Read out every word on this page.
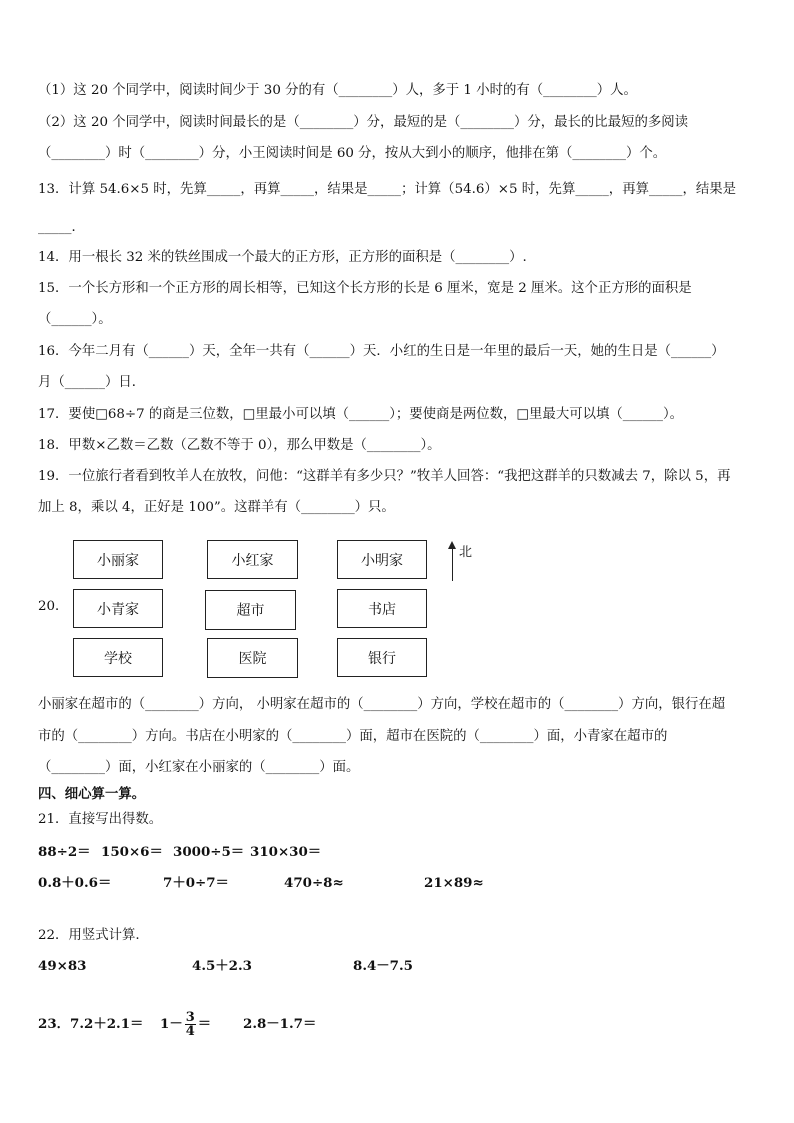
（1）这 20 个同学中，阅读时间少于 30 分的有（________）人，多于 1 小时的有（________）人。
（2）这 20 个同学中，阅读时间最长的是（________）分，最短的是（________）分，最长的比最短的多阅读
（________）时（________）分，小王阅读时间是 60 分，按从大到小的顺序，他排在第（________）个。
13．计算 54.6×5 时，先算_____，再算_____，结果是_____；计算（54.6）×5 时，先算_____，再算_____，结果是
_____．
14．用一根长 32 米的铁丝围成一个最大的正方形，正方形的面积是（________）.
15．一个长方形和一个正方形的周长相等，已知这个长方形的长是 6 厘米，宽是 2 厘米。这个正方形的面积是
（______）。
16．今年二月有（______）天，全年一共有（______）天．小红的生日是一年里的最后一天，她的生日是（______）
月（______）日．
17．要使□68÷7 的商是三位数，□里最小可以填（______）；要使商是两位数，□里最大可以填（______）。
18．甲数×乙数＝乙数（乙数不等于 0），那么甲数是（________）。
19．一位旅行者看到牧羊人在放牧，问他：“这群羊有多少只？”牧羊人回答：“我把这群羊的只数减去 7，除以 5，再
加上 8，乘以 4，正好是 100”。这群羊有（________）只。
20．
小丽家	小红家	小明家
小青家	超市	书店
学校	医院	银行
北
小丽家在超市的（________）方向， 小明家在超市的（________）方向，学校在超市的（________）方向，银行在超
市的（________）方向。书店在小明家的（________）面，超市在医院的（________）面，小青家在超市的
（________）面，小红家在小丽家的（________）面。
四、细心算一算。
21．直接写出得数。
88÷2＝ 150×6＝ 3000÷5＝ 310×30＝
0.8＋0.6＝	7＋0÷7＝	470÷8≈	21×89≈
22．用竖式计算.
49×83	4.5＋2.3	8.4－7.5
23．$7.2+2.1= 1- \frac{3}{4} = 2.8-1.7=$
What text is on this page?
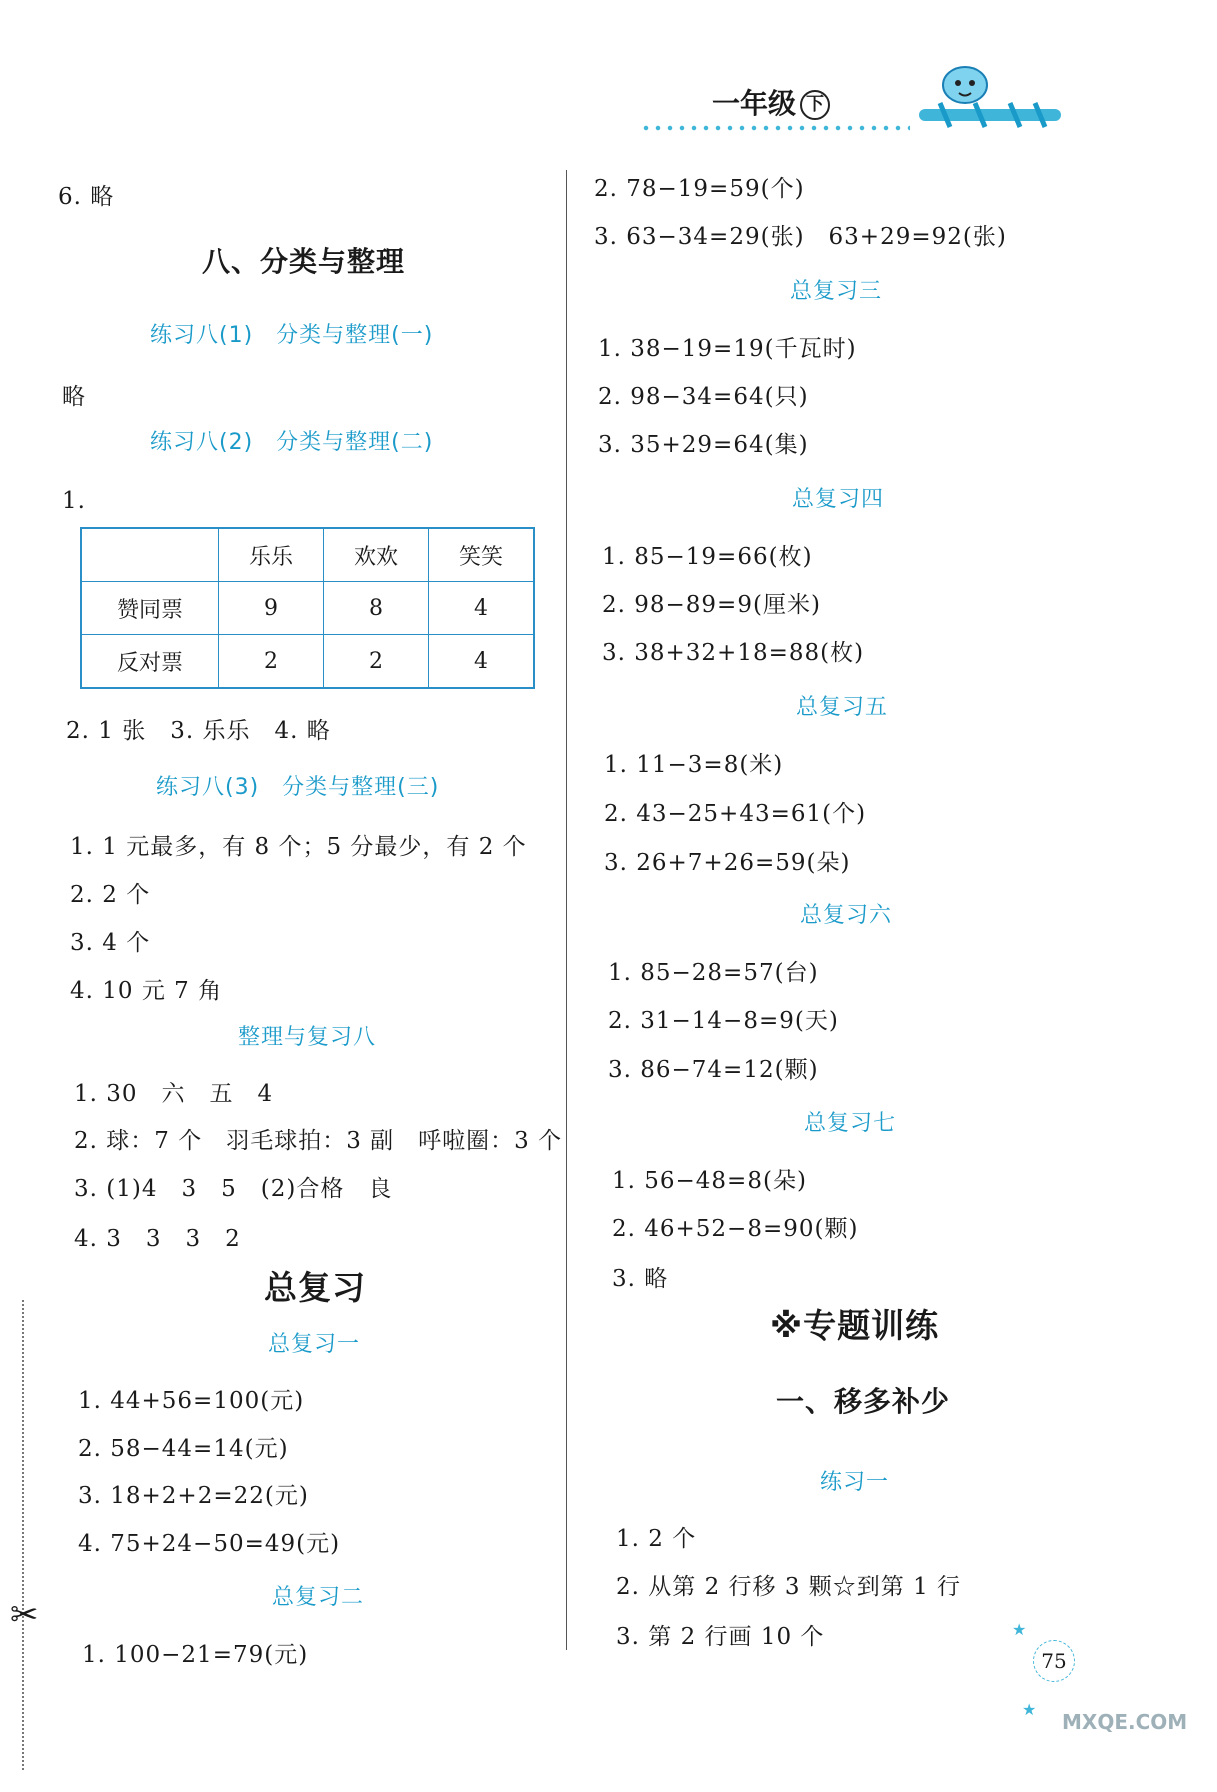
一年级 下
✂
6. 略
八、分类与整理
练习八(1)　分类与整理(一)
略
练习八(2)　分类与整理(二)
1.
	乐乐	欢欢	笑笑
赞同票	9	8	4
反对票	2	2	4
2. 1 张　3. 乐乐　4. 略
练习八(3)　分类与整理(三)
1. 1 元最多，有 8 个；5 分最少，有 2 个
2. 2 个
3. 4 个
4. 10 元 7 角
整理与复习八
1. 30　六　五　4
2. 球：7 个　羽毛球拍：3 副　呼啦圈：3 个
3. (1)4　3　5　(2)合格　良
4. 3　3　3　2
总复习
总复习一
1. 44+56=100(元)
2. 58−44=14(元)
3. 18+2+2=22(元)
4. 75+24−50=49(元)
总复习二
1. 100−21=79(元)
2. 78−19=59(个)
3. 63−34=29(张)　63+29=92(张)
总复习三
1. 38−19=19(千瓦时)
2. 98−34=64(只)
3. 35+29=64(集)
总复习四
1. 85−19=66(枚)
2. 98−89=9(厘米)
3. 38+32+18=88(枚)
总复习五
1. 11−3=8(米)
2. 43−25+43=61(个)
3. 26+7+26=59(朵)
总复习六
1. 85−28=57(台)
2. 31−14−8=9(天)
3. 86−74=12(颗)
总复习七
1. 56−48=8(朵)
2. 46+52−8=90(颗)
3. 略
※专题训练
一、移多补少
练习一
1. 2 个
2. 从第 2 行移 3 颗☆到第 1 行
3. 第 2 行画 10 个	★
★
75
MXQE.COM
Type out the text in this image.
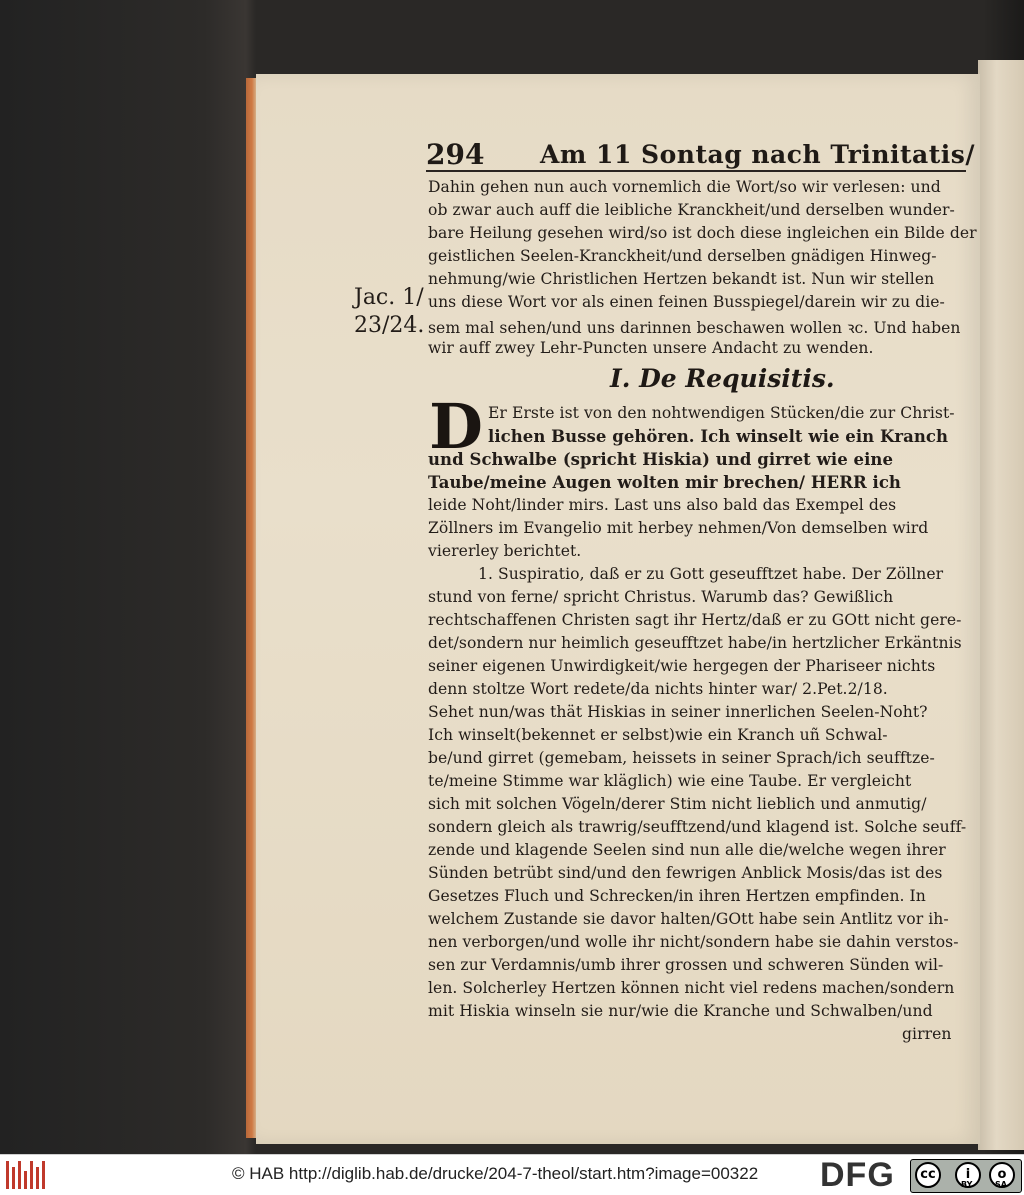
294 Am 11 Sontag nach Trinitatis/
Jac. 1/
23/24.
I. De Requisitis.
D
Dahin gehen nun auch vornemlich die Wort/so wir verlesen: und
ob zwar auch auff die leibliche Kranckheit/und derselben wunder-
bare Heilung gesehen wird/so ist doch diese ingleichen ein Bilde der
geistlichen Seelen-Kranckheit/und derselben gnädigen Hinweg-
nehmung/wie Christlichen Hertzen bekandt ist. Nun wir stellen
uns diese Wort vor als einen feinen Busspiegel/darein wir zu die-
sem mal sehen/und uns darinnen beschawen wollen ꝛc. Und haben
wir auff zwey Lehr-Puncten unsere Andacht zu wenden.
Er Erste ist von den nohtwendigen Stücken/die zur Christ-
lichen Busse gehören. Ich winselt wie ein Kranch
und Schwalbe (spricht Hiskia) und girret wie eine
Taube/meine Augen wolten mir brechen/ HERR ich
leide Noht/linder mirs. Last uns also bald das Exempel des
Zöllners im Evangelio mit herbey nehmen/Von demselben wird
viererley berichtet.
1. Suspiratio, daß er zu Gott geseufftzet habe. Der Zöllner
stund von ferne/ spricht Christus. Warumb das? Gewißlich
rechtschaffenen Christen sagt ihr Hertz/daß er zu GOtt nicht gere-
det/sondern nur heimlich geseufftzet habe/in hertzlicher Erkäntnis
seiner eigenen Unwirdigkeit/wie hergegen der Phariseer nichts
denn stoltze Wort redete/da nichts hinter war/ 2.Pet.2/18.
Sehet nun/was thät Hiskias in seiner innerlichen Seelen-Noht?
Ich winselt(bekennet er selbst)wie ein Kranch uñ Schwal-
be/und girret (gemebam, heissets in seiner Sprach/ich seufftze-
te/meine Stimme war kläglich) wie eine Taube. Er vergleicht
sich mit solchen Vögeln/derer Stim nicht lieblich und anmutig/
sondern gleich als trawrig/seufftzend/und klagend ist. Solche seuff-
zende und klagende Seelen sind nun alle die/welche wegen ihrer
Sünden betrübt sind/und den fewrigen Anblick Mosis/das ist des
Gesetzes Fluch und Schrecken/in ihren Hertzen empfinden. In
welchem Zustande sie davor halten/GOtt habe sein Antlitz vor ih-
nen verborgen/und wolle ihr nicht/sondern habe sie dahin verstos-
sen zur Verdamnis/umb ihrer grossen und schweren Sünden wil-
len. Solcherley Hertzen können nicht viel redens machen/sondern
mit Hiskia winseln sie nur/wie die Kranche und Schwalben/und
girren
© HAB http://diglib.hab.de/drucke/204-7-theol/start.htm?image=00322 DFG	cc	i	o
BY	SA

____________

Copy whichever lines in the listing above contain the word "Taube".

Taube/meine Augen wolten mir brechen/ HERR ich
te/meine Stimme war kläglich) wie eine Taube. Er vergleicht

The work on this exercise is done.